Look at each line of the records and count those with "Дата" in them. Please answer with the count alone.

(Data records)
■ ■ ■ ■ ■
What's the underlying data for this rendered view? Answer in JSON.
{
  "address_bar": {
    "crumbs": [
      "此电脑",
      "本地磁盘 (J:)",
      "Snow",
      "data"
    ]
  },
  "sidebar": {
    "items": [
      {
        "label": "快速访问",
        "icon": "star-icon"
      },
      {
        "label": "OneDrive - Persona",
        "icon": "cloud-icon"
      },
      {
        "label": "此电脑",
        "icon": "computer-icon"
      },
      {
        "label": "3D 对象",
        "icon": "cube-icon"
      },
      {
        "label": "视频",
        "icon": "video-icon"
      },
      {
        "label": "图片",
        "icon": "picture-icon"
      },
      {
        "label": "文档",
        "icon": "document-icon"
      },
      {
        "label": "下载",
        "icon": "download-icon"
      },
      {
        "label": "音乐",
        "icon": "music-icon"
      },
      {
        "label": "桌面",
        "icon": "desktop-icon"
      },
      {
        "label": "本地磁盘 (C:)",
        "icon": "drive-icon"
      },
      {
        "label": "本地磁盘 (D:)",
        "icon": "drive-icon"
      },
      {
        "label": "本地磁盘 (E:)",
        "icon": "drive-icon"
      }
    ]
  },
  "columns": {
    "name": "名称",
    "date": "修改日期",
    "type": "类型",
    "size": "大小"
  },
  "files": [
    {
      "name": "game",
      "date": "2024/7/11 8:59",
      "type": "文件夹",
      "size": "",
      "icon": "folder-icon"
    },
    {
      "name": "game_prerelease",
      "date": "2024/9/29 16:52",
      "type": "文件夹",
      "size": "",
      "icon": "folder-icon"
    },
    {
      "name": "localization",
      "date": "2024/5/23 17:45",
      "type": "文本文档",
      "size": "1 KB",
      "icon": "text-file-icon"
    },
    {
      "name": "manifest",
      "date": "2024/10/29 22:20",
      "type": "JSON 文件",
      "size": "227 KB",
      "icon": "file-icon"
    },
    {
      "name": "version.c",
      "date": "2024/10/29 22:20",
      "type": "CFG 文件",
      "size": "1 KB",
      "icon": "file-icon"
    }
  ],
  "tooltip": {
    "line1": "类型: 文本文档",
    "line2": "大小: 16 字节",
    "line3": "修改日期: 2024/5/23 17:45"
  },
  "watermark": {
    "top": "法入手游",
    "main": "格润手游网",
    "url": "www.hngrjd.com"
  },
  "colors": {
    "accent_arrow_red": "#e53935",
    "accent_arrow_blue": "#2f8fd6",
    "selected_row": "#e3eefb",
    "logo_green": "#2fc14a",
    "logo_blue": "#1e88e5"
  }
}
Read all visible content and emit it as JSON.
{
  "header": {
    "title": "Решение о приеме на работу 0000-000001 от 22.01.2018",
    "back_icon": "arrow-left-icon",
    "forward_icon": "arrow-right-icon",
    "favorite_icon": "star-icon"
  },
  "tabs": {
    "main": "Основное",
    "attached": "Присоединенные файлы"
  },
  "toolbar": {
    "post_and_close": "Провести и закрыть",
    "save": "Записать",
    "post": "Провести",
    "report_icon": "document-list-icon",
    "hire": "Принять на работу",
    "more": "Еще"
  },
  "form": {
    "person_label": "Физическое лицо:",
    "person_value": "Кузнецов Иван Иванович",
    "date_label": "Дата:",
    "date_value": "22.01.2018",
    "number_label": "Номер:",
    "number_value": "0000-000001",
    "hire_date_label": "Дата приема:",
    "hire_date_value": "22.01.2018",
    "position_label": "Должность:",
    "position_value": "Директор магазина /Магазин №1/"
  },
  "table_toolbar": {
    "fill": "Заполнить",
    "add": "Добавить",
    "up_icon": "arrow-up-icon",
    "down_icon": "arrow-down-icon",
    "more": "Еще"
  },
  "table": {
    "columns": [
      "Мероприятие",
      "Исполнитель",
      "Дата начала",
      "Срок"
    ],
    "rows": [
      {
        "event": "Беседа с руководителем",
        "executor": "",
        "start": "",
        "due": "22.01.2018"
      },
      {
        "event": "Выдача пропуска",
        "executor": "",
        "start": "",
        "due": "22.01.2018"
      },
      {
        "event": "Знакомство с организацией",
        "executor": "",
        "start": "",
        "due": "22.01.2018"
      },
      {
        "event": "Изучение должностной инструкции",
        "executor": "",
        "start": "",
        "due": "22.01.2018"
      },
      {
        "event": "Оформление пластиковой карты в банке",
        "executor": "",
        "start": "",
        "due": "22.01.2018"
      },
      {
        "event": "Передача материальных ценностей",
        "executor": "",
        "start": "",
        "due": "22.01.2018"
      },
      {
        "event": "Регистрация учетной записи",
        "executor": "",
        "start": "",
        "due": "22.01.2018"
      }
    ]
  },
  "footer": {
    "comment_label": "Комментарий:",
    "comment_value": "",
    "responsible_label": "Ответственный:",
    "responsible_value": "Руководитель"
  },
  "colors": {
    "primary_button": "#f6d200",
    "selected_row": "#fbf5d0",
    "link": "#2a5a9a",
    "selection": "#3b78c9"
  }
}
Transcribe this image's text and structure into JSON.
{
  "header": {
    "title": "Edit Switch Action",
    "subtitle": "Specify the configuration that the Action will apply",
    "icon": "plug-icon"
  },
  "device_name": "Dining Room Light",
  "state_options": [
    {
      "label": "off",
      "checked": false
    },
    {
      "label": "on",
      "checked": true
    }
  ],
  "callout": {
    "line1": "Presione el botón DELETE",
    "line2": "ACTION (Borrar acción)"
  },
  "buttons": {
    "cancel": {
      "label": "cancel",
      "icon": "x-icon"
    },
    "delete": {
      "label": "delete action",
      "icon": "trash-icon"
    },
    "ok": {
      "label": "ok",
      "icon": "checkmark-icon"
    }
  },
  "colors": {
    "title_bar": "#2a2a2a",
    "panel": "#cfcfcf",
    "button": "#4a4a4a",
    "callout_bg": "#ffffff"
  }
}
■ ■ ■ ■ ■
Reply
3